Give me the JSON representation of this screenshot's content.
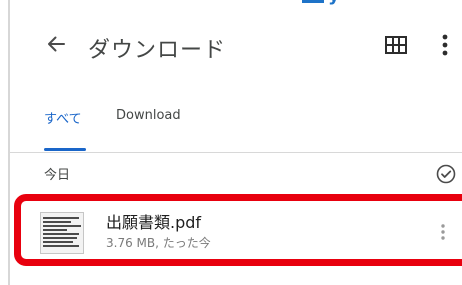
{
  "appbar": {
    "title": "ダウンロード",
    "back_icon": "back-arrow-icon",
    "grid_icon": "grid-view-icon",
    "more_icon": "more-vert-icon"
  },
  "tabs": [
    {
      "label": "すべて",
      "selected": true
    },
    {
      "label": "Download",
      "selected": false
    }
  ],
  "section": {
    "label": "今日",
    "select_icon": "check-circle-icon"
  },
  "files": [
    {
      "name": "出願書類.pdf",
      "meta": "3.76 MB, たった今",
      "thumb_icon": "document-thumbnail",
      "more_icon": "more-vert-icon"
    }
  ],
  "colors": {
    "accent": "#1a66c9",
    "highlight": "#e8000e",
    "text_primary": "#1f1f1f",
    "text_secondary": "#7a7a7a"
  }
}
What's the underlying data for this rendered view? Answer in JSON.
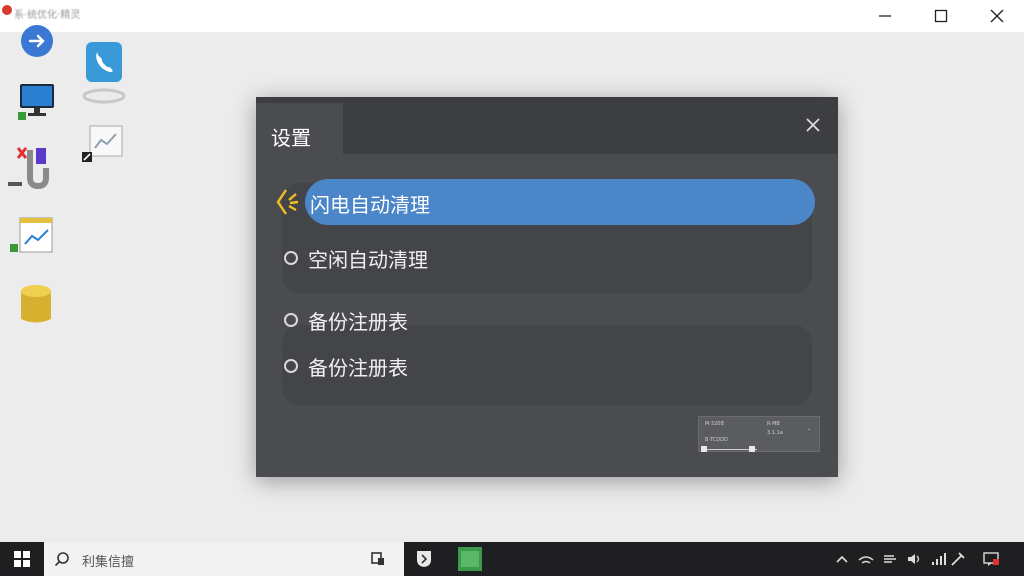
{
  "window": {
    "title": "系·统优化·精灵"
  },
  "dialog": {
    "title": "设置",
    "options": [
      {
        "label": "闪电自动清理",
        "selected": true
      },
      {
        "label": "空闲自动清理",
        "selected": false
      },
      {
        "label": "备份注册表",
        "selected": false
      },
      {
        "label": "备份注册表",
        "selected": false
      }
    ],
    "mini_panel": {
      "t1": "M·320B",
      "t2": "R·MB",
      "t3": "B·TCDDD",
      "t4": "3.1.1a"
    }
  },
  "taskbar": {
    "search_text": "利集信擅"
  },
  "colors": {
    "accent": "#4a86c8",
    "dialog_bg": "#4a4c50",
    "taskbar_bg": "#1f1f21"
  }
}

|---|

→ What you should do
In the copy, include all records verbatim but no images.

→ Written reply
Give me the JSON representation of this screenshot's content.
{
  "appbar": {
    "title": "ダウンロード",
    "back_icon": "back-arrow-icon",
    "grid_icon": "grid-view-icon",
    "more_icon": "more-vert-icon"
  },
  "tabs": [
    {
      "label": "すべて",
      "selected": true
    },
    {
      "label": "Download",
      "selected": false
    }
  ],
  "section": {
    "label": "今日",
    "select_icon": "check-circle-icon"
  },
  "files": [
    {
      "name": "出願書類.pdf",
      "meta": "3.76 MB, たった今",
      "thumb_icon": "document-thumbnail",
      "more_icon": "more-vert-icon"
    }
  ],
  "colors": {
    "accent": "#1a66c9",
    "highlight": "#e8000e",
    "text_primary": "#1f1f1f",
    "text_secondary": "#7a7a7a"
  }
}
What's the underlying data for this rendered view? Answer in JSON.
{
  "window": {
    "title": "系·统优化·精灵"
  },
  "dialog": {
    "title": "设置",
    "options": [
      {
        "label": "闪电自动清理",
        "selected": true
      },
      {
        "label": "空闲自动清理",
        "selected": false
      },
      {
        "label": "备份注册表",
        "selected": false
      },
      {
        "label": "备份注册表",
        "selected": false
      }
    ],
    "mini_panel": {
      "t1": "M·320B",
      "t2": "R·MB",
      "t3": "B·TCDDD",
      "t4": "3.1.1a"
    }
  },
  "taskbar": {
    "search_text": "利集信擅"
  },
  "colors": {
    "accent": "#4a86c8",
    "dialog_bg": "#4a4c50",
    "taskbar_bg": "#1f1f21"
  }
}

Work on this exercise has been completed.